START SUPPLIED RECORDS
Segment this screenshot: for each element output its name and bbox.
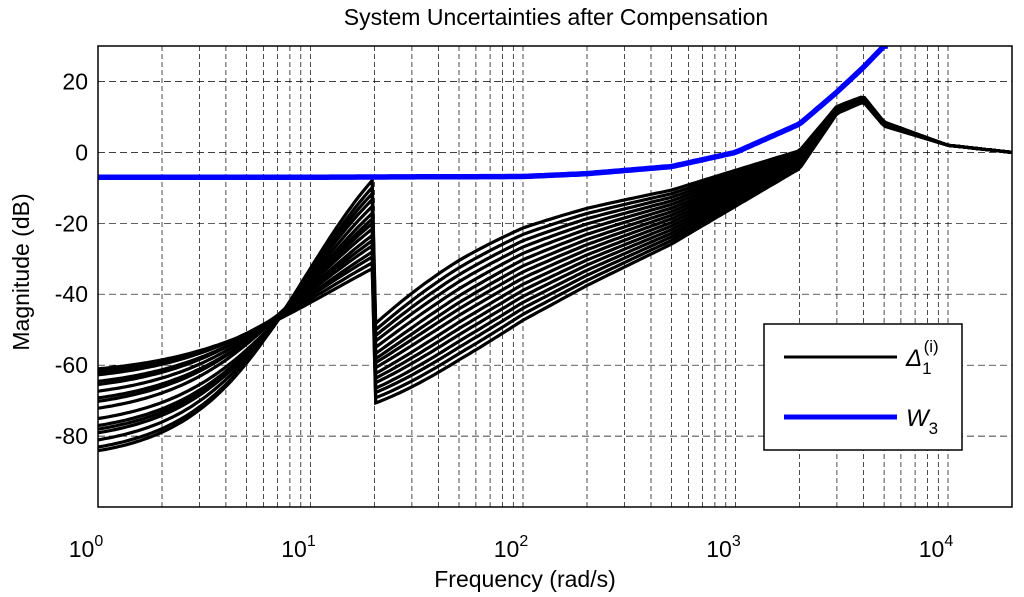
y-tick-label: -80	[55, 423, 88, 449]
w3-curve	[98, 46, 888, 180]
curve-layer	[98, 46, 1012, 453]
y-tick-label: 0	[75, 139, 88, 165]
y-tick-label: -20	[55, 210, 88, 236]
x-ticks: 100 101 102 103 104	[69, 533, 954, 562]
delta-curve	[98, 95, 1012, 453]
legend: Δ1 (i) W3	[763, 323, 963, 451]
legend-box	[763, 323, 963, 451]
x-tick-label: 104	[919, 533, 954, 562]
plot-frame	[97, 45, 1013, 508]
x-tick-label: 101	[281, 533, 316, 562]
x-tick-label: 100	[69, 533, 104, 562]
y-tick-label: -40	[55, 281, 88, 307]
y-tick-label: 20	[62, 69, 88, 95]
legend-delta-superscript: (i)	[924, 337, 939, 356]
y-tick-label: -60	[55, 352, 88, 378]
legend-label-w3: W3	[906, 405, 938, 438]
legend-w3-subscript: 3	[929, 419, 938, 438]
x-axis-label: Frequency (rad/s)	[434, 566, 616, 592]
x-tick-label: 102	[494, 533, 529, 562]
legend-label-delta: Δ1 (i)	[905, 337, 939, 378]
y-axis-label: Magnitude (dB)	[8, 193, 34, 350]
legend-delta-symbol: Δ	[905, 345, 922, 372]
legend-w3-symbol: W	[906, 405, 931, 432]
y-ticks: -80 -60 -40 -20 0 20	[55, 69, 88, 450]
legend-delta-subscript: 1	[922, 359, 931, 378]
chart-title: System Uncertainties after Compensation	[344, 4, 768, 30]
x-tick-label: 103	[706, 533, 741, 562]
END SUPPLIED RECORDS
START SUPPLIED RECORDS
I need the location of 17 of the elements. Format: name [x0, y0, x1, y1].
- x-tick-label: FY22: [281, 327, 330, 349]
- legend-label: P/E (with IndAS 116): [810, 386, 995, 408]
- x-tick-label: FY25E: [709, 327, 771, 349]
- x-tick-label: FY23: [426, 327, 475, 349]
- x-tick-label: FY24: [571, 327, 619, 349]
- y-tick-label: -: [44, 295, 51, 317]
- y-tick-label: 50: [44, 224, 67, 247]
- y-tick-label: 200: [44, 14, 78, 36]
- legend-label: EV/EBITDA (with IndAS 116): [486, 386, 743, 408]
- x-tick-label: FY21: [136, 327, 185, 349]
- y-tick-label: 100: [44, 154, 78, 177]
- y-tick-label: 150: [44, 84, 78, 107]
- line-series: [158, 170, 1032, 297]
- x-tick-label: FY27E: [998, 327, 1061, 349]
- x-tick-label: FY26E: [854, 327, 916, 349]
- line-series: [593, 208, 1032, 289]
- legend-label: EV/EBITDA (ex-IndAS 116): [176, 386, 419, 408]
END SUPPLIED RECORDS
» WRITTEN REQUEST:
Repeat the data word for word, starting at the line containing "Segment this screenshot: for" and ending at the line containing "533, 741, 562]", with both lines included. Omit the pictures from your answer.

» REPLY:
Segment this screenshot: for each element output its name and bbox.
y-tick-label: -80	[55, 423, 88, 449]
w3-curve	[98, 46, 888, 180]
curve-layer	[98, 46, 1012, 453]
y-tick-label: 0	[75, 139, 88, 165]
y-tick-label: -20	[55, 210, 88, 236]
x-ticks: 100 101 102 103 104	[69, 533, 954, 562]
delta-curve	[98, 95, 1012, 453]
legend: Δ1 (i) W3	[763, 323, 963, 451]
legend-box	[763, 323, 963, 451]
x-tick-label: 104	[919, 533, 954, 562]
plot-frame	[97, 45, 1013, 508]
x-tick-label: 101	[281, 533, 316, 562]
x-tick-label: 100	[69, 533, 104, 562]
y-tick-label: -40	[55, 281, 88, 307]
y-tick-label: 20	[62, 69, 88, 95]
legend-delta-superscript: (i)	[924, 337, 939, 356]
y-tick-label: -60	[55, 352, 88, 378]
legend-label-w3: W3	[906, 405, 938, 438]
legend-w3-subscript: 3	[929, 419, 938, 438]
x-axis-label: Frequency (rad/s)	[434, 566, 616, 592]
x-tick-label: 102	[494, 533, 529, 562]
legend-label-delta: Δ1 (i)	[905, 337, 939, 378]
y-axis-label: Magnitude (dB)	[8, 193, 34, 350]
legend-delta-symbol: Δ	[905, 345, 922, 372]
legend-w3-symbol: W	[906, 405, 931, 432]
y-ticks: -80 -60 -40 -20 0 20	[55, 69, 88, 450]
legend-delta-subscript: 1	[922, 359, 931, 378]
chart-title: System Uncertainties after Compensation	[344, 4, 768, 30]
x-tick-label: 103	[706, 533, 741, 562]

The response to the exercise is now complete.